Aim -> Say how many lines contain the word "herrē" and give no other text.

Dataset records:

********************

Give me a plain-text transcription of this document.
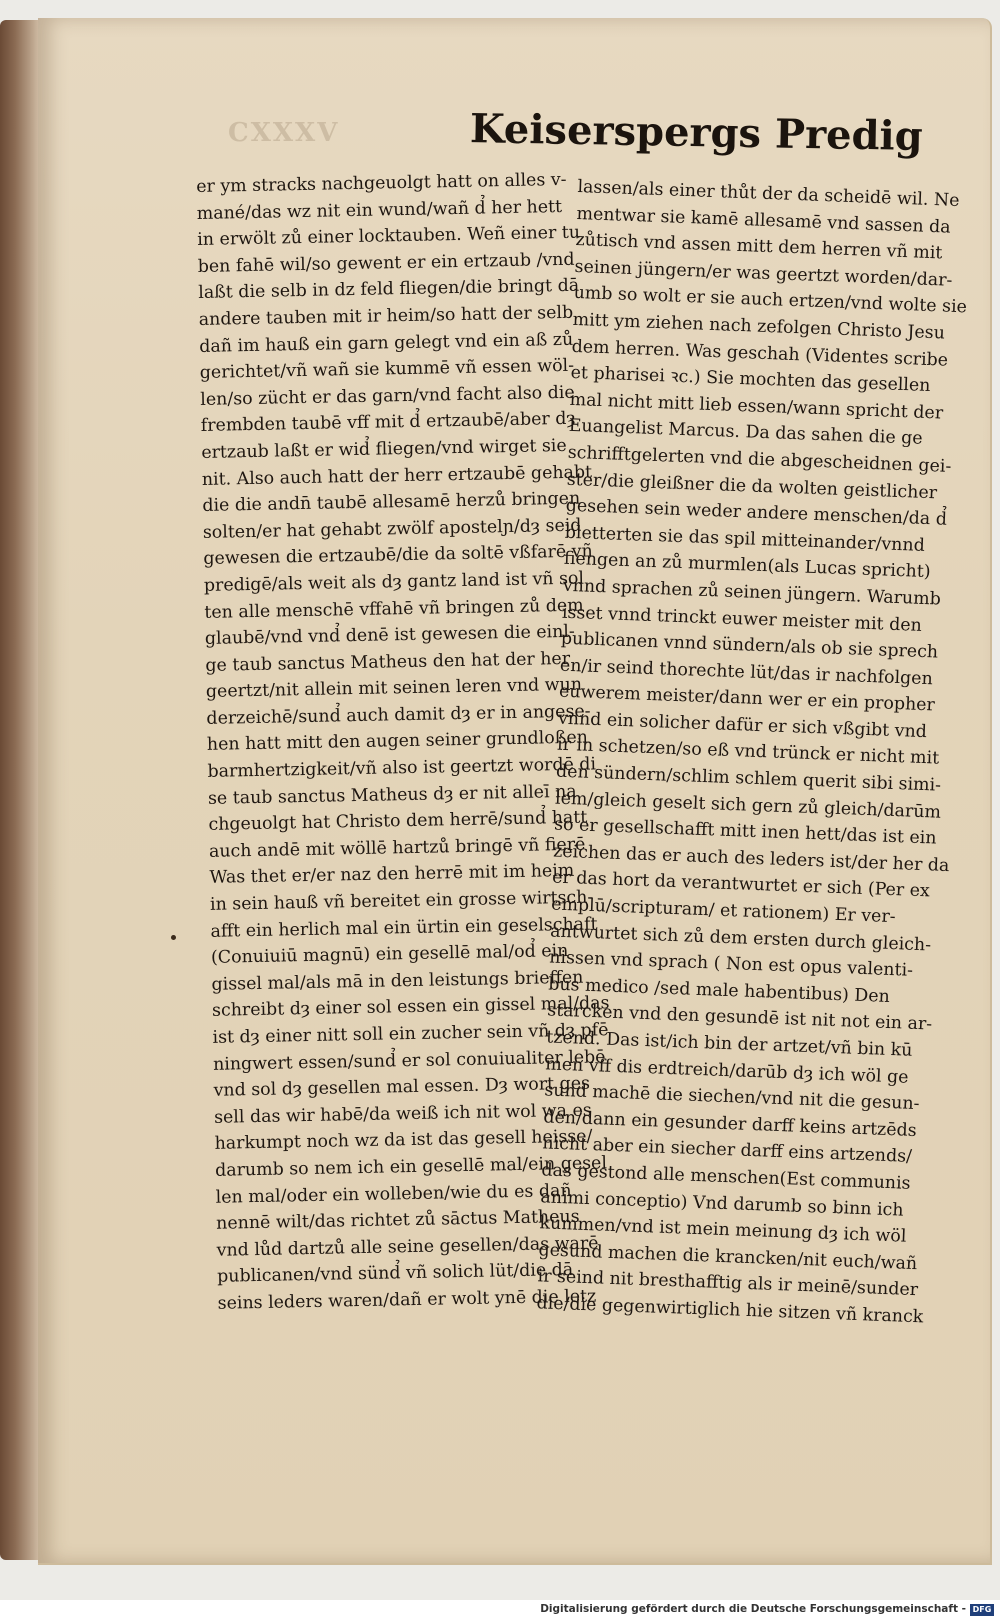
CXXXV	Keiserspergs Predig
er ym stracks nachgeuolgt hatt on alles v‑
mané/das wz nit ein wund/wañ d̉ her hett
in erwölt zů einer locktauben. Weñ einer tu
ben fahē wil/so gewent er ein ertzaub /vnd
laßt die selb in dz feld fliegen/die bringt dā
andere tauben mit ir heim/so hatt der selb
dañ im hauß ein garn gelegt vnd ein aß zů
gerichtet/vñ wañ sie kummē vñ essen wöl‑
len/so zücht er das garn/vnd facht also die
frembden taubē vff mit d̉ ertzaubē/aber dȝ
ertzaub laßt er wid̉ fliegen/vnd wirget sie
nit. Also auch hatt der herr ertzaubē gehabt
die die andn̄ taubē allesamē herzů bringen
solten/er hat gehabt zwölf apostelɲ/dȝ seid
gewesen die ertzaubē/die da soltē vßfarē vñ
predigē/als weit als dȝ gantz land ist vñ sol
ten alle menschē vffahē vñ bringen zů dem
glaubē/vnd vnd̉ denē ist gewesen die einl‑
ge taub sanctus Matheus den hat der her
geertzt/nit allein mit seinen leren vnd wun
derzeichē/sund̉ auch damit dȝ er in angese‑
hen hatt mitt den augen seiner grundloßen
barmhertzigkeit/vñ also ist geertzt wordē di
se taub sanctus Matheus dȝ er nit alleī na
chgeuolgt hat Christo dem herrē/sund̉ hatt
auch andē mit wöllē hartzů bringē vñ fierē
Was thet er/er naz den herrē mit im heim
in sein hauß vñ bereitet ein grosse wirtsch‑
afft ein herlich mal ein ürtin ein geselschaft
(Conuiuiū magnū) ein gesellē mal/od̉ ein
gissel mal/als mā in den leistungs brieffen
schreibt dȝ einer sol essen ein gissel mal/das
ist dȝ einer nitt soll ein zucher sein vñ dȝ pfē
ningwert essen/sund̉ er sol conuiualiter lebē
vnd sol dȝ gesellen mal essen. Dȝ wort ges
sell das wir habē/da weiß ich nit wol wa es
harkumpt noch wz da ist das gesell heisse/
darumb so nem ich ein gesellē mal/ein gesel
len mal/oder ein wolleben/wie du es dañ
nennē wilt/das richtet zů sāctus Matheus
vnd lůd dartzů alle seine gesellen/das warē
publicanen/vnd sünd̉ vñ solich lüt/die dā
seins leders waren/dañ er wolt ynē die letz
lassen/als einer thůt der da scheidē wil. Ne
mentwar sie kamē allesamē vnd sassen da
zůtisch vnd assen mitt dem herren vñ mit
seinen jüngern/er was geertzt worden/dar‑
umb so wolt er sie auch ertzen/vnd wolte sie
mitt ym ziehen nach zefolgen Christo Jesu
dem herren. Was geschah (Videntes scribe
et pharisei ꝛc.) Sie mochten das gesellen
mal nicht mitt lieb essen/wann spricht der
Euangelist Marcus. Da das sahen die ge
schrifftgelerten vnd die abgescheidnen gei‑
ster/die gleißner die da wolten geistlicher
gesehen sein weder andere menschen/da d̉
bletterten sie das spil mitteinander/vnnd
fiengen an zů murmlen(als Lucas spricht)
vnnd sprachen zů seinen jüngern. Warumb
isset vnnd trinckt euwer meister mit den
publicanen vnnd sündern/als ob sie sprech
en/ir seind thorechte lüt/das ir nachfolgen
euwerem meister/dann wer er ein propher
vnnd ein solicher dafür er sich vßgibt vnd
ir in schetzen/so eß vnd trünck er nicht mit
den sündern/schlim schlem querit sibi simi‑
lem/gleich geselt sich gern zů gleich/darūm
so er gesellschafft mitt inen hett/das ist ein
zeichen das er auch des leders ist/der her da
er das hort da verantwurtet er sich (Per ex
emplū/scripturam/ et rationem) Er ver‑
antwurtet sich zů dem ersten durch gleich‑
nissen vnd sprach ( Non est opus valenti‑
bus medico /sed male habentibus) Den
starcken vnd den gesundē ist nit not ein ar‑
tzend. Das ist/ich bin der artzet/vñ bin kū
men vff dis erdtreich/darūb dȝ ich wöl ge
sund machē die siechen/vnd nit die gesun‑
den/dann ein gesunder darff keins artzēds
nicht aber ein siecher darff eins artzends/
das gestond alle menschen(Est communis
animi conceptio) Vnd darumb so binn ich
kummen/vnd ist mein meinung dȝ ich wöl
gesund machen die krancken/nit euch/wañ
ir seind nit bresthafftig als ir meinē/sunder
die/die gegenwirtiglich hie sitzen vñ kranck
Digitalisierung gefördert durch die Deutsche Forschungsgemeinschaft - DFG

********************

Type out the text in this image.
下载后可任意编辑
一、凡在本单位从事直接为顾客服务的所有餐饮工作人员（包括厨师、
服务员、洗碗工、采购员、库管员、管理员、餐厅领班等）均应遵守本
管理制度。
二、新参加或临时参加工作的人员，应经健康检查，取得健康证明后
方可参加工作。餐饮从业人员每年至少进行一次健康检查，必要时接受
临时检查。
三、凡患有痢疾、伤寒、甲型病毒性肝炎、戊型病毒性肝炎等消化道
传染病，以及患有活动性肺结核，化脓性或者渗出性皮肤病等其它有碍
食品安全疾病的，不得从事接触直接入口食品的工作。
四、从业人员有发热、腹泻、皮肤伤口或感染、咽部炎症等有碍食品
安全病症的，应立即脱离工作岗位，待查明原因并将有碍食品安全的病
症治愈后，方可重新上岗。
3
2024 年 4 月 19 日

********************

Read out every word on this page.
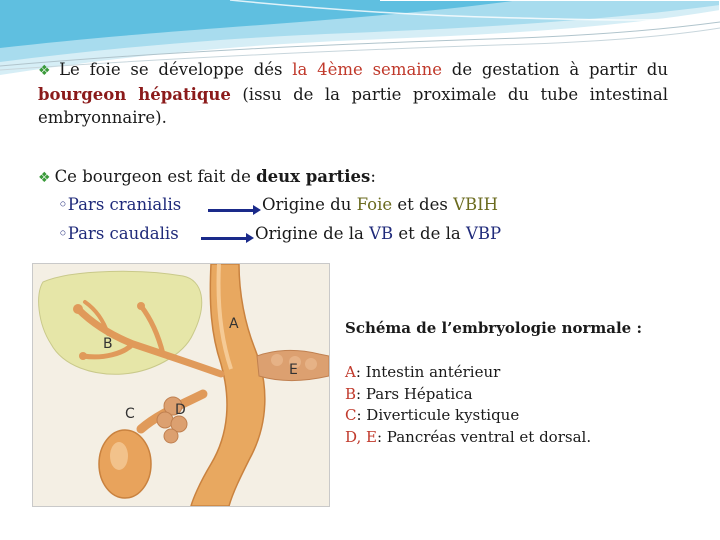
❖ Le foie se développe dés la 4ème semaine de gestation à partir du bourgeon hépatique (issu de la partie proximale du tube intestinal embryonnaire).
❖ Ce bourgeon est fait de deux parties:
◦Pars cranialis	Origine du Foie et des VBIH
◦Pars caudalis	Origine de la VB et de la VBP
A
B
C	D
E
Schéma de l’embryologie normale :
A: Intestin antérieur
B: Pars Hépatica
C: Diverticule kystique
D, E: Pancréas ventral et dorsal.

********************

Answer -> 2